[WORK TO COMPLETE]: Give every entry again, unchanged, and leave its images out.

'''

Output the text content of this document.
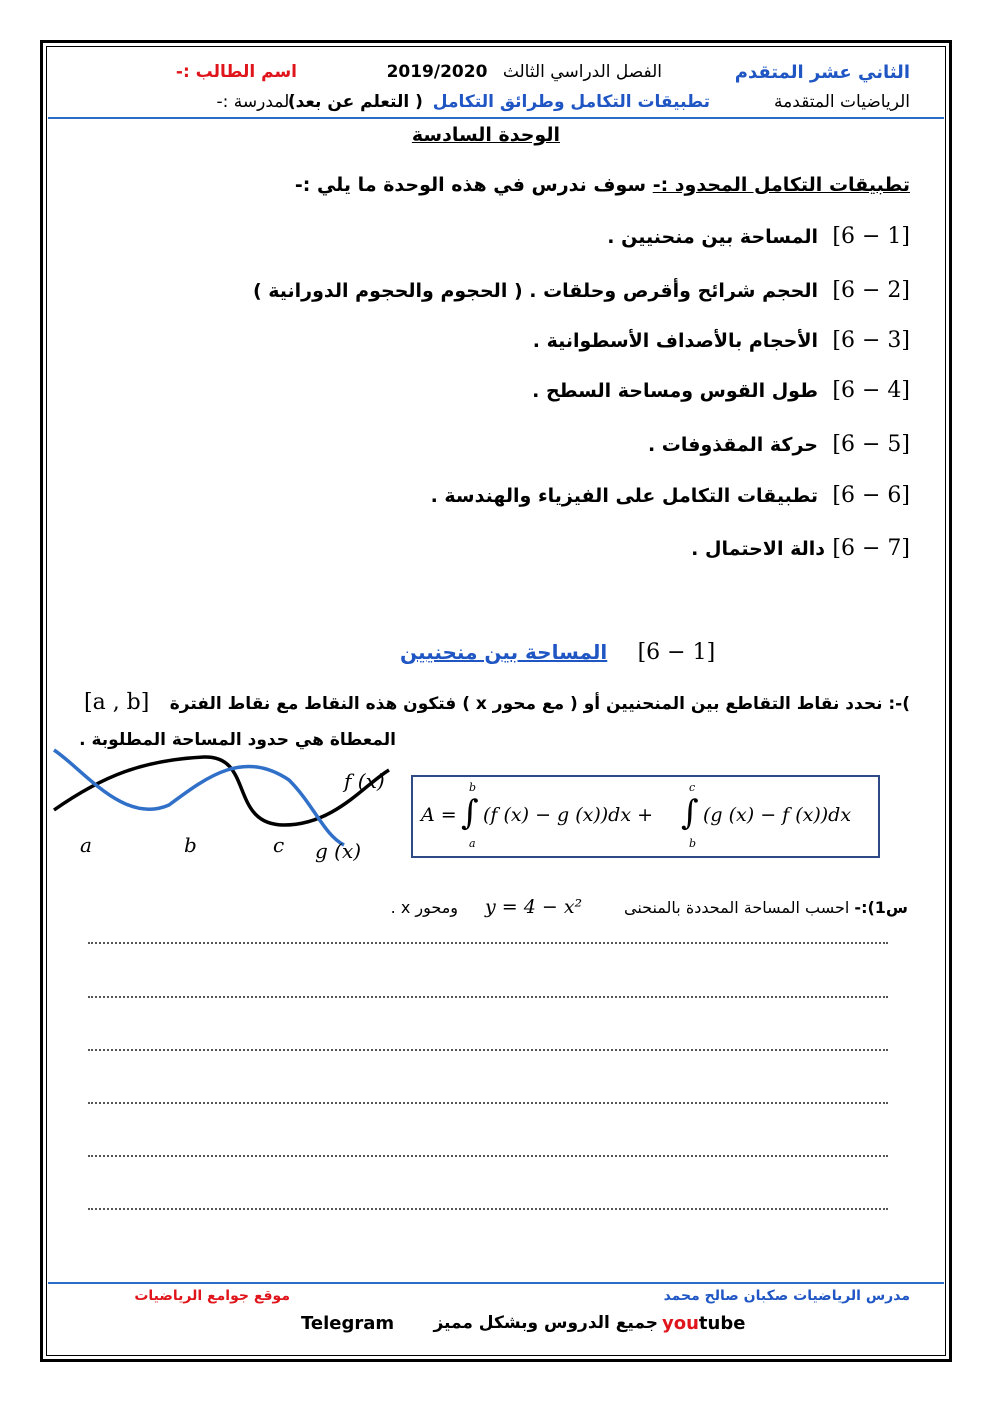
الثاني عشر المتقدم
الفصل الدراسي الثالث 2019/2020
اسم الطالب :-
الرياضيات المتقدمة
تطبيقات التكامل وطرائق التكامل ( التعلم عن بعد)
المدرسة :-
الوحدة السادسة
تطبيقات التكامل المحدود :- سوف ندرس في هذه الوحدة ما يلي :-
[6 − 1]
المساحة بين منحنيين .
[6 − 2]
الحجم شرائح وأقرص وحلقات . ( الحجوم والحجوم الدورانية )
[6 − 3]
الأحجام بالأصداف الأسطوانية .
[6 − 4]
طول القوس ومساحة السطح .
[6 − 5]
حركة المقذوفات .
[6 − 6]
تطبيقات التكامل على الفيزياء والهندسة .
[6 − 7]
دالة الاحتمال .
المساحة بين منحنيين [6 − 1]
)-: نحدد نقاط التقاطع بين المنحنيين أو ( مع محور x ) فتكون هذه النقاط مع نقاط الفترة
[a , b]
المعطاة هي حدود المساحة المطلوبة .
f (x)
g (x)
a	b	c
A = ∫
b
a
(f (x) − g (x))dx + ∫
c
b
(g (x) − f (x))dx
س1):- احسب المساحة المحددة بالمنحنى
y = 4 − x²
ومحور x .
مدرس الرياضيات صكبان صالح محمد
موقع جوامع الرياضيات
Telegram جميع الدروس وبشكل مميز youtube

'''

[ANSWER TO THIS PROBLEM]:
Output the text content of this document.
الثاني عشر المتقدم
الفصل الدراسي الثالث 2019/2020
اسم الطالب :-
الرياضيات المتقدمة
تطبيقات التكامل وطرائق التكامل ( التعلم عن بعد)
المدرسة :-
الوحدة السادسة
تطبيقات التكامل المحدود :- سوف ندرس في هذه الوحدة ما يلي :-
[6 − 1]
المساحة بين منحنيين .
[6 − 2]
الحجم شرائح وأقرص وحلقات . ( الحجوم والحجوم الدورانية )
[6 − 3]
الأحجام بالأصداف الأسطوانية .
[6 − 4]
طول القوس ومساحة السطح .
[6 − 5]
حركة المقذوفات .
[6 − 6]
تطبيقات التكامل على الفيزياء والهندسة .
[6 − 7]
دالة الاحتمال .
المساحة بين منحنيين [6 − 1]
)-: نحدد نقاط التقاطع بين المنحنيين أو ( مع محور x ) فتكون هذه النقاط مع نقاط الفترة
[a , b]
المعطاة هي حدود المساحة المطلوبة .
f (x)
g (x)
a	b	c
A = ∫
b
a
(f (x) − g (x))dx + ∫
c
b
(g (x) − f (x))dx
س1):- احسب المساحة المحددة بالمنحنى
y = 4 − x²
ومحور x .
مدرس الرياضيات صكبان صالح محمد
موقع جوامع الرياضيات
Telegram جميع الدروس وبشكل مميز youtube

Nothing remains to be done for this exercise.